**Directive:** Copy the listing below in full and skip every picture.

Dataset rows
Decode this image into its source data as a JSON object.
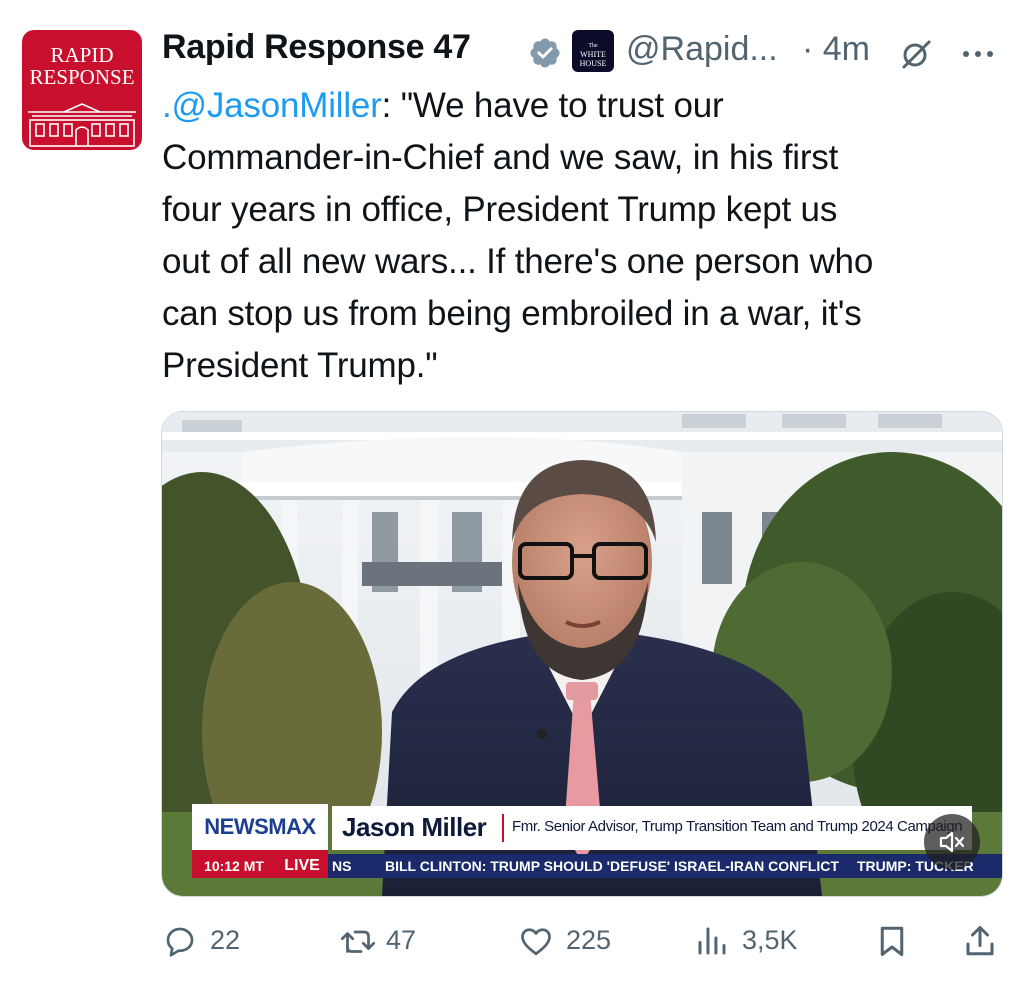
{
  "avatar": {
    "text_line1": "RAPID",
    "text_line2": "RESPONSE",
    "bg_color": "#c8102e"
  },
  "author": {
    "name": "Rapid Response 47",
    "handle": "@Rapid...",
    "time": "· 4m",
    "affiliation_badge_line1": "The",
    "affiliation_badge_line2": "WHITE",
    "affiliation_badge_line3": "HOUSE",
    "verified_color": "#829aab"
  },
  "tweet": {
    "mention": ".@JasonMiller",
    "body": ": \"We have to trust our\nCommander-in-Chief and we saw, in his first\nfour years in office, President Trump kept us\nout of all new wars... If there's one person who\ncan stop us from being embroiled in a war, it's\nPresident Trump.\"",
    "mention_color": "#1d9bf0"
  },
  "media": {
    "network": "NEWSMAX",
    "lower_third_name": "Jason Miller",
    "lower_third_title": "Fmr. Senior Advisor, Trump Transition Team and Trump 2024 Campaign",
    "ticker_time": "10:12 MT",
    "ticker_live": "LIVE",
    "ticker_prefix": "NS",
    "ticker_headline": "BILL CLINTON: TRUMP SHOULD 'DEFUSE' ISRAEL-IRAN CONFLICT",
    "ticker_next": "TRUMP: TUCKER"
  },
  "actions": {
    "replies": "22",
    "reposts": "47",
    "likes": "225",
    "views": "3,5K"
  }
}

**Result:**
Decode this image into its source data as a JSON object.
{
  "avatar": {
    "text_line1": "RAPID",
    "text_line2": "RESPONSE",
    "bg_color": "#c8102e"
  },
  "author": {
    "name": "Rapid Response 47",
    "handle": "@Rapid...",
    "time": "· 4m",
    "affiliation_badge_line1": "The",
    "affiliation_badge_line2": "WHITE",
    "affiliation_badge_line3": "HOUSE",
    "verified_color": "#829aab"
  },
  "tweet": {
    "mention": ".@JasonMiller",
    "body": ": \"We have to trust our\nCommander-in-Chief and we saw, in his first\nfour years in office, President Trump kept us\nout of all new wars... If there's one person who\ncan stop us from being embroiled in a war, it's\nPresident Trump.\"",
    "mention_color": "#1d9bf0"
  },
  "media": {
    "network": "NEWSMAX",
    "lower_third_name": "Jason Miller",
    "lower_third_title": "Fmr. Senior Advisor, Trump Transition Team and Trump 2024 Campaign",
    "ticker_time": "10:12 MT",
    "ticker_live": "LIVE",
    "ticker_prefix": "NS",
    "ticker_headline": "BILL CLINTON: TRUMP SHOULD 'DEFUSE' ISRAEL-IRAN CONFLICT",
    "ticker_next": "TRUMP: TUCKER"
  },
  "actions": {
    "replies": "22",
    "reposts": "47",
    "likes": "225",
    "views": "3,5K"
  }
}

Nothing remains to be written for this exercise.